§ Task directions: Copy everything from the start of the listing down through the line containing "112, 434, 128]", both ends included, without changing a single character.

════════════════════

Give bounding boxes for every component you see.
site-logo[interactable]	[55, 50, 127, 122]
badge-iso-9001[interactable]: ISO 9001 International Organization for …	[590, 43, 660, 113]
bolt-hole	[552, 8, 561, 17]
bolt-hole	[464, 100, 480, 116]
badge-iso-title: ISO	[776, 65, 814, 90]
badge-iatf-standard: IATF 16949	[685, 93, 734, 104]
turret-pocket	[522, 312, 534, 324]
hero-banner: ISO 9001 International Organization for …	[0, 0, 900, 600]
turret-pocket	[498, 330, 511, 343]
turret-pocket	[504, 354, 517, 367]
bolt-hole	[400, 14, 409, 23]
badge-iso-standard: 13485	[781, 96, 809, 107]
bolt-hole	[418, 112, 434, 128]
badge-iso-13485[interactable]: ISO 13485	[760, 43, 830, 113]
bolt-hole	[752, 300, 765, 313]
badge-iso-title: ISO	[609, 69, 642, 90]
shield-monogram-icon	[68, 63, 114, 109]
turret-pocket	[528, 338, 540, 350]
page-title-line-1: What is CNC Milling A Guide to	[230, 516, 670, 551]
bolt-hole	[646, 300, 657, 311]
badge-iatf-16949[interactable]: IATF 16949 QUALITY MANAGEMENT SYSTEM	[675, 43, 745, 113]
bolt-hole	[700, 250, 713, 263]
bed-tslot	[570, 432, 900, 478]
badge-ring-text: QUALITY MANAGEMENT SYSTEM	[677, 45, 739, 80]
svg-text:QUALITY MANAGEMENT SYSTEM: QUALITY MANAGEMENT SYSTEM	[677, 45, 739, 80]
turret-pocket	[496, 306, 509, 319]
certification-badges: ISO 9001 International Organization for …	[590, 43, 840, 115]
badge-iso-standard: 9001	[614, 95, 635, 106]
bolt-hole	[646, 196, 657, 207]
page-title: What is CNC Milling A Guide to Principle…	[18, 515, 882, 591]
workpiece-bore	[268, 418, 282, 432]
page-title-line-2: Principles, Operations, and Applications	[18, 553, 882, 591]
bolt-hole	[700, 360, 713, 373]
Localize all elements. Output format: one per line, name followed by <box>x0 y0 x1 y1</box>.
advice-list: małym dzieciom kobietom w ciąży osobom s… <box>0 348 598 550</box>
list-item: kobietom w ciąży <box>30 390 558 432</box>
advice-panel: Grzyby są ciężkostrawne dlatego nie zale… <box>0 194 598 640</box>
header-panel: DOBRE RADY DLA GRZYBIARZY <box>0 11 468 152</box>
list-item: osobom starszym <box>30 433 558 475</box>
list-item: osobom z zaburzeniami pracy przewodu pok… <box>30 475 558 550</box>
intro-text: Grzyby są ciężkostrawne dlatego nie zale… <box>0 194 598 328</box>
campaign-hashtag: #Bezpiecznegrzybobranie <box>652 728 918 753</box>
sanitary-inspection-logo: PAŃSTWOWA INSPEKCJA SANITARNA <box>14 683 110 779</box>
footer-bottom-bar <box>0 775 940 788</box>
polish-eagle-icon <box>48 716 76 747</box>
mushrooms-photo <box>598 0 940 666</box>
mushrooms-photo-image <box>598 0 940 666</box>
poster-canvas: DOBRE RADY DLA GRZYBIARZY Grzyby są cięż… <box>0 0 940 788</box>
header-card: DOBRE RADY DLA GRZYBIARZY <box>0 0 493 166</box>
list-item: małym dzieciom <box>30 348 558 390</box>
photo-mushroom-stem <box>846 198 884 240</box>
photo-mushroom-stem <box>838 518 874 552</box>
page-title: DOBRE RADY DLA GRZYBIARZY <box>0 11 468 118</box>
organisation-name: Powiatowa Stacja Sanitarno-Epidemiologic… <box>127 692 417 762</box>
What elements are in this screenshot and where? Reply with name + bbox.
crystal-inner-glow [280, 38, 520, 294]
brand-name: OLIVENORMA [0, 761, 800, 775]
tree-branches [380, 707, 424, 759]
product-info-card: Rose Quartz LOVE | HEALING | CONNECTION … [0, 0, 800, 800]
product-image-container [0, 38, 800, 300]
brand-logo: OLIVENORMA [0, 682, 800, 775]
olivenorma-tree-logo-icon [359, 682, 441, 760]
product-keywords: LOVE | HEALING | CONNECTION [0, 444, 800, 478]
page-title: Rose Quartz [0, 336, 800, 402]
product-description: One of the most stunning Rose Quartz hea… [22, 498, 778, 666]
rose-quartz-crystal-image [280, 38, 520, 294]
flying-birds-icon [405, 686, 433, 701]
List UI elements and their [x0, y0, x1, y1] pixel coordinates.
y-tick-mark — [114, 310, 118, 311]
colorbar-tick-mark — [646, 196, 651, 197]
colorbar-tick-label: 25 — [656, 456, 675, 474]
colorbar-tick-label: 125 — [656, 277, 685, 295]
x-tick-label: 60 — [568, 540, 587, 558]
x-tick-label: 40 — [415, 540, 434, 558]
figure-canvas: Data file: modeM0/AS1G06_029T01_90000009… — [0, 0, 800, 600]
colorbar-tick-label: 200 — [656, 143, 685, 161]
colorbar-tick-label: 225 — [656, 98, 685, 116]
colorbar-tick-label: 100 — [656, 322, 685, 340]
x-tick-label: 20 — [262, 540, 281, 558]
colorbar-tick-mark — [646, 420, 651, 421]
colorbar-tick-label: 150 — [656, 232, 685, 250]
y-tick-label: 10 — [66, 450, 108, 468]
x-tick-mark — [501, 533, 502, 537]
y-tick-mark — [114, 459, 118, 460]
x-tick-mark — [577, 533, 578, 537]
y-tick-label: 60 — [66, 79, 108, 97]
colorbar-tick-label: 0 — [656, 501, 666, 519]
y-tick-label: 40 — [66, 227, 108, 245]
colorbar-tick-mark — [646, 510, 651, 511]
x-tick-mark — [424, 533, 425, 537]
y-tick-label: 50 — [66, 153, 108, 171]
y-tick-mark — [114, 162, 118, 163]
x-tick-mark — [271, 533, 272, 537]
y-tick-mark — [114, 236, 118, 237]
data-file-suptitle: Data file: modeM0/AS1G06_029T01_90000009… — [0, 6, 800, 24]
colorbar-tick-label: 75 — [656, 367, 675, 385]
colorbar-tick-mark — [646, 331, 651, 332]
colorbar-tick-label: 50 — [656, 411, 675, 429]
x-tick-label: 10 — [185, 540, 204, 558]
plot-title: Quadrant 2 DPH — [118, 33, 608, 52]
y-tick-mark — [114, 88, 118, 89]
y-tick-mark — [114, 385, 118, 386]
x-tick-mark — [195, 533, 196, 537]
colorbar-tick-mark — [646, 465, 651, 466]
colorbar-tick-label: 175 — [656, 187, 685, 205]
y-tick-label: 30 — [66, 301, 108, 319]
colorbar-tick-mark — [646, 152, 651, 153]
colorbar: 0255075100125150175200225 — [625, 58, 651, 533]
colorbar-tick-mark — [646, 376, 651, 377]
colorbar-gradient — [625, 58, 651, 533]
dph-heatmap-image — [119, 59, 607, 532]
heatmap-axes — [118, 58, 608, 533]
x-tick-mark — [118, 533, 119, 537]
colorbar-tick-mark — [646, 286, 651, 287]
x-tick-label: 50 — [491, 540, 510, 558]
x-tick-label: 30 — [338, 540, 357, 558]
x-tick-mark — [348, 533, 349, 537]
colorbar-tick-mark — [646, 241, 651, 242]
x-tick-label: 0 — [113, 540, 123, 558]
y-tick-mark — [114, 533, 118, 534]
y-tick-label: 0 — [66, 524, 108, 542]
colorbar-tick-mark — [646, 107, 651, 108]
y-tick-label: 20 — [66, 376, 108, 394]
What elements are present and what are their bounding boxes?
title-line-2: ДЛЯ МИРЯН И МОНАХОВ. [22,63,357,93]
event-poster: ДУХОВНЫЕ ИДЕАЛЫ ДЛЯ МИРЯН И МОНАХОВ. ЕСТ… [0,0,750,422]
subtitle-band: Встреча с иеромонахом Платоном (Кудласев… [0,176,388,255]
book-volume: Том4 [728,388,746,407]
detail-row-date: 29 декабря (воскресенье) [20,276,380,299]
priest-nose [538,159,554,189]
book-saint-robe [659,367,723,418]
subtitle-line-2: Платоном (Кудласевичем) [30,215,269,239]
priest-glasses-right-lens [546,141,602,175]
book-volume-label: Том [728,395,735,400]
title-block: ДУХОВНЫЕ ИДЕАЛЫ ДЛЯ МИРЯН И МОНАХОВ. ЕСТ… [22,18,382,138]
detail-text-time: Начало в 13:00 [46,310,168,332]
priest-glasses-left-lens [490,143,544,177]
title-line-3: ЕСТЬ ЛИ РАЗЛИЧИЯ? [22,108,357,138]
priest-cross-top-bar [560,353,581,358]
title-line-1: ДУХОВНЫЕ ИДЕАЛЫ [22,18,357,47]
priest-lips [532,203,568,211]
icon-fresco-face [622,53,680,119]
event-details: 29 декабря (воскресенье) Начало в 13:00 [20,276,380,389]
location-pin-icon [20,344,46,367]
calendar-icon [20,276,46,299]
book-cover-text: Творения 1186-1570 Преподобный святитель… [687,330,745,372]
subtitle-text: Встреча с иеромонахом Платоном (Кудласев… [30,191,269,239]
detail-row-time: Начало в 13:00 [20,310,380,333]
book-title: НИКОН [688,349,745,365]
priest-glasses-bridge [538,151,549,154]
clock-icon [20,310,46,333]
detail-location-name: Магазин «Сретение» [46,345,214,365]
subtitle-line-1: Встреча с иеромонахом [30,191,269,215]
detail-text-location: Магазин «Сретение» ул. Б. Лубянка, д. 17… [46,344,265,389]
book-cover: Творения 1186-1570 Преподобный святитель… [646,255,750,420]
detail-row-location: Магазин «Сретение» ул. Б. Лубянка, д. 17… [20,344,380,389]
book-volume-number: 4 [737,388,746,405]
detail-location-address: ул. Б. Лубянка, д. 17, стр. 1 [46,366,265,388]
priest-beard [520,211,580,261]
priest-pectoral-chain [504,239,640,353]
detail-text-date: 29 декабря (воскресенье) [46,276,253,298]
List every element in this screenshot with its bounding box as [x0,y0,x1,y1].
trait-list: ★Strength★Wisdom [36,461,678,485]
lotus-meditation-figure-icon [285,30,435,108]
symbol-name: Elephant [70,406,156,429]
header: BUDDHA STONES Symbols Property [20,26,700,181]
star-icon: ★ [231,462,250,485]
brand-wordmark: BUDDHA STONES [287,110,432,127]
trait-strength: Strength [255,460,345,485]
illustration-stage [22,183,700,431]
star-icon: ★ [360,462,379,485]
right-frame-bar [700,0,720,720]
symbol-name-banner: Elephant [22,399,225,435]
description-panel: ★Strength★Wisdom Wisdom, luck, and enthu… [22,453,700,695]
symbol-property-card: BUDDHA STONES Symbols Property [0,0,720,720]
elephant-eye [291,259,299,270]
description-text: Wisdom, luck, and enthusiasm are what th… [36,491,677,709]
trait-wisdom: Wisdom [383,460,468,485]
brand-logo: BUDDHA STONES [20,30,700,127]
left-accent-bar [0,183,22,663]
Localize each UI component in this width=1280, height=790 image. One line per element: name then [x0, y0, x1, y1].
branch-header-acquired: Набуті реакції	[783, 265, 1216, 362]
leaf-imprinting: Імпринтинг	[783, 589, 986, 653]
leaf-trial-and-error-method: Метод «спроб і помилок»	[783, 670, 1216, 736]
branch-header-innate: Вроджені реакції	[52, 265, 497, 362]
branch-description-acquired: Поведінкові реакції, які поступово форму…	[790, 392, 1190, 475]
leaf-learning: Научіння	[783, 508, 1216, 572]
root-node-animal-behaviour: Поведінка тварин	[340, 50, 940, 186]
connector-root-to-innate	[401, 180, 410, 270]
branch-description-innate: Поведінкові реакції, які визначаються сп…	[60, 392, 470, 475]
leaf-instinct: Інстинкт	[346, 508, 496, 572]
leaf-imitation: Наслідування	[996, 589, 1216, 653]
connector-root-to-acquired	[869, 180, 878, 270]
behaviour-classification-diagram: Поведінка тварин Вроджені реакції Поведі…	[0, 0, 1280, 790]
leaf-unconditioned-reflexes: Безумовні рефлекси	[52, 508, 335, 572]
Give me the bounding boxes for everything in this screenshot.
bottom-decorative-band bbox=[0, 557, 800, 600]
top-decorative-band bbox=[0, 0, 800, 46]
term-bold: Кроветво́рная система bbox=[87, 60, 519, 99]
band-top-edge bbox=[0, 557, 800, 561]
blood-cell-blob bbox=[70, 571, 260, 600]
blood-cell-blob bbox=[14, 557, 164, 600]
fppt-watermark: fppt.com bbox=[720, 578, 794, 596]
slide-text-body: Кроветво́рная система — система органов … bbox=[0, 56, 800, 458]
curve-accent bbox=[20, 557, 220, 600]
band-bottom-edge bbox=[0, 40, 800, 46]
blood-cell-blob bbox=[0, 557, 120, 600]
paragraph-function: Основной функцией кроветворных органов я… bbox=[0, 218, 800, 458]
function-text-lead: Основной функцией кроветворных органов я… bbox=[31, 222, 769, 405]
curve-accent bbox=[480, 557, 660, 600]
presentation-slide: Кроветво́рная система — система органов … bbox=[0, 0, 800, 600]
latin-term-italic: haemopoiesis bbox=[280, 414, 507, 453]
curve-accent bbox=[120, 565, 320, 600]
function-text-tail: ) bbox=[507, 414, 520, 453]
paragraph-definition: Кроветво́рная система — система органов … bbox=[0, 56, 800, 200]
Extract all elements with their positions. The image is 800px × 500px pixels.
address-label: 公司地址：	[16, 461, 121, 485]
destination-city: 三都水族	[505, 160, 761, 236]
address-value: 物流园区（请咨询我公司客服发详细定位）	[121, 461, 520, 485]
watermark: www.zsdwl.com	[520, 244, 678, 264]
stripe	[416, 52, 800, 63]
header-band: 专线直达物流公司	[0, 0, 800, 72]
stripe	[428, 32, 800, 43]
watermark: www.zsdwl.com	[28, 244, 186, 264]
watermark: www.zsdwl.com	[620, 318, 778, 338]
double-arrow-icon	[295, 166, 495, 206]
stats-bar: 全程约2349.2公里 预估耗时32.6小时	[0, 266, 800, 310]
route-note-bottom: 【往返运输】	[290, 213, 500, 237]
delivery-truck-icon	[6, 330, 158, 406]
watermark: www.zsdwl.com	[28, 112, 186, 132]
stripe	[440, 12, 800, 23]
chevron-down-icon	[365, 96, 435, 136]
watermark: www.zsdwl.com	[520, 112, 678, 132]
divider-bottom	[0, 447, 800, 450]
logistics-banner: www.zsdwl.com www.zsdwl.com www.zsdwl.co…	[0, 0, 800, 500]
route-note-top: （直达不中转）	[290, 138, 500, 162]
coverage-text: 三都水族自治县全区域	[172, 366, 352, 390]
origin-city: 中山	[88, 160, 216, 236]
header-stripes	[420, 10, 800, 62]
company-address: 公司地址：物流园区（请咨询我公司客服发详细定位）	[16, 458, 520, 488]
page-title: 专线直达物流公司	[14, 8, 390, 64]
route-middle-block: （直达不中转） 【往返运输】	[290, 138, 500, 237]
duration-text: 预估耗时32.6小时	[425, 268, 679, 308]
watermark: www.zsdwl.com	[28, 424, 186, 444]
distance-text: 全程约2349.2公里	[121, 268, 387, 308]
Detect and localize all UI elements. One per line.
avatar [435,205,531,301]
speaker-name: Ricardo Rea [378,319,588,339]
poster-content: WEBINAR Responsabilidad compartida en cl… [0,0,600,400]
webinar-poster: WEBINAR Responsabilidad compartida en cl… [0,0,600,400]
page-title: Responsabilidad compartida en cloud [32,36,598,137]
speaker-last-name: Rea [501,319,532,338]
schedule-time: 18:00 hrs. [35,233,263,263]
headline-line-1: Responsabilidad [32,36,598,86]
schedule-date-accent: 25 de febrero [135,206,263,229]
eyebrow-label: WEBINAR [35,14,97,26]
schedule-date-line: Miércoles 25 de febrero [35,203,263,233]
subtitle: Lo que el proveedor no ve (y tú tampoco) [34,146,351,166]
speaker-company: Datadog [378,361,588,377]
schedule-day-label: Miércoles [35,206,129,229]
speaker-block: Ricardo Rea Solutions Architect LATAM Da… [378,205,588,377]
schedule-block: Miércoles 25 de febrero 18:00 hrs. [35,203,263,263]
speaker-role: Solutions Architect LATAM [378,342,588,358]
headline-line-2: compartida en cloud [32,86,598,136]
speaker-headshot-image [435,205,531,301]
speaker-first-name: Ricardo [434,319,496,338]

════════════════════

§ Task answer:
Give bounding boxes for every component you see.
site-logo[interactable]	[55, 50, 127, 122]
badge-iso-9001[interactable]: ISO 9001 International Organization for …	[590, 43, 660, 113]
bolt-hole	[552, 8, 561, 17]
bolt-hole	[464, 100, 480, 116]
badge-iso-title: ISO	[776, 65, 814, 90]
badge-iatf-standard: IATF 16949	[685, 93, 734, 104]
turret-pocket	[522, 312, 534, 324]
hero-banner: ISO 9001 International Organization for …	[0, 0, 900, 600]
turret-pocket	[498, 330, 511, 343]
turret-pocket	[504, 354, 517, 367]
bolt-hole	[400, 14, 409, 23]
badge-iso-standard: 13485	[781, 96, 809, 107]
bolt-hole	[418, 112, 434, 128]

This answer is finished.